**Records shown**

※

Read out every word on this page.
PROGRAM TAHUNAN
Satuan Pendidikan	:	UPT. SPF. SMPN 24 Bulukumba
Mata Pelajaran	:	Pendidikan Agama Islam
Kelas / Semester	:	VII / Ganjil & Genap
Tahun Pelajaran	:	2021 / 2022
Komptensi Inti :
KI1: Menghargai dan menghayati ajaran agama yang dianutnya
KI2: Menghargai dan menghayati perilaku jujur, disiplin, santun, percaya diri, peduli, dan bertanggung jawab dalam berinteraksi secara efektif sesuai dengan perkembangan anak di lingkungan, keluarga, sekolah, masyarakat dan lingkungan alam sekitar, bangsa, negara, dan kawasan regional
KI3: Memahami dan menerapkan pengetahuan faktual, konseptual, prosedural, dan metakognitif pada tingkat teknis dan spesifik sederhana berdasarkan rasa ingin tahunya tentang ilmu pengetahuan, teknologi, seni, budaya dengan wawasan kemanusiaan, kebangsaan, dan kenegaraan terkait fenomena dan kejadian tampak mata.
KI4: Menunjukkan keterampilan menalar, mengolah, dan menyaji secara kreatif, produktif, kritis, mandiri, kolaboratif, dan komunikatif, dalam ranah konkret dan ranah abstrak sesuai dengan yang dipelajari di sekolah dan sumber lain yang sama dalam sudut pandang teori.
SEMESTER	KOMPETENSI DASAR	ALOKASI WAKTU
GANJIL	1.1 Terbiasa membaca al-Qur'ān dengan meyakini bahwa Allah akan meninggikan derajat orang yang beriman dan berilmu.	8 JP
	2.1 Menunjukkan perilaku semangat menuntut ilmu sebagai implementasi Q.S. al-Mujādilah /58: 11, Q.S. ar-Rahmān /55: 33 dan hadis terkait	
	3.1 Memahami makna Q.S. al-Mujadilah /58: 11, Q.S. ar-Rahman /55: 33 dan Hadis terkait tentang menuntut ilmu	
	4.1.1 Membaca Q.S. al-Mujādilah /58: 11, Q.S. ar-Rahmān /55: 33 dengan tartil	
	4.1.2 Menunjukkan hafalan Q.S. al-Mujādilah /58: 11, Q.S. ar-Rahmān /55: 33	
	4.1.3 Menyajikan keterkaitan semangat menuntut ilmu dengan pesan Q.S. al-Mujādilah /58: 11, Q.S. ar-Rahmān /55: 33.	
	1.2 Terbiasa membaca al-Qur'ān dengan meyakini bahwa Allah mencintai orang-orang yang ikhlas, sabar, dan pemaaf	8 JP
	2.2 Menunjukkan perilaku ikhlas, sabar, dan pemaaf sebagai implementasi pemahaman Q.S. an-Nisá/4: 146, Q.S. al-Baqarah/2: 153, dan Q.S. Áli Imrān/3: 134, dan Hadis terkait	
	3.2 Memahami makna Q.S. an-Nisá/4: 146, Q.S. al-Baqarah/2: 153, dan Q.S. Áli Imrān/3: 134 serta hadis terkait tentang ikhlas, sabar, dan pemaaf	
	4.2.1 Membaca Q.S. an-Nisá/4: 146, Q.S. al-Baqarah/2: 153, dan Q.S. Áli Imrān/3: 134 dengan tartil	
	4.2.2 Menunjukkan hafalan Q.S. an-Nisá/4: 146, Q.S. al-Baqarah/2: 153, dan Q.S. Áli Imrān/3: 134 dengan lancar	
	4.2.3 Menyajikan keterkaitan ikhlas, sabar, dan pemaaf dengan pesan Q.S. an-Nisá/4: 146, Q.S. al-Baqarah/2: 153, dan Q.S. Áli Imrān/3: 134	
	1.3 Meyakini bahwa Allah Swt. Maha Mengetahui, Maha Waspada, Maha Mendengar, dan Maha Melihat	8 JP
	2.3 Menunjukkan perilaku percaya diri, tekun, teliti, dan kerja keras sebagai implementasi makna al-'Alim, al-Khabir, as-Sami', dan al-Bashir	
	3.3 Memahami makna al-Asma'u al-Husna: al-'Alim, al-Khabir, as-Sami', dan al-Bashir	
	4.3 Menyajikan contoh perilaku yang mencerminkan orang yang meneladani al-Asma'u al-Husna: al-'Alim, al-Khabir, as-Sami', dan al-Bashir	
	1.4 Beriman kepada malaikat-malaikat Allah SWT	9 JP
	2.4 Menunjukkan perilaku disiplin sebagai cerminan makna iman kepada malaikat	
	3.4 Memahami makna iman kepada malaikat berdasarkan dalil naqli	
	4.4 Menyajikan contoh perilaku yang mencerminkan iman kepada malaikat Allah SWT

※

**Set task**
Out of the preceding entries, pull every line containing the string "Baqarah".

**Full answer**
	2.2 Menunjukkan perilaku ikhlas, sabar, dan pemaaf sebagai implementasi pemahaman Q.S. an-Nisá/4: 146, Q.S. al-Baqarah/2: 153, dan Q.S. Áli Imrān/3: 134, dan Hadis terkait	
	3.2 Memahami makna Q.S. an-Nisá/4: 146, Q.S. al-Baqarah/2: 153, dan Q.S. Áli Imrān/3: 134 serta hadis terkait tentang ikhlas, sabar, dan pemaaf	
	4.2.1 Membaca Q.S. an-Nisá/4: 146, Q.S. al-Baqarah/2: 153, dan Q.S. Áli Imrān/3: 134 dengan tartil	
	4.2.2 Menunjukkan hafalan Q.S. an-Nisá/4: 146, Q.S. al-Baqarah/2: 153, dan Q.S. Áli Imrān/3: 134 dengan lancar	
	4.2.3 Menyajikan keterkaitan ikhlas, sabar, dan pemaaf dengan pesan Q.S. an-Nisá/4: 146, Q.S. al-Baqarah/2: 153, dan Q.S. Áli Imrān/3: 134	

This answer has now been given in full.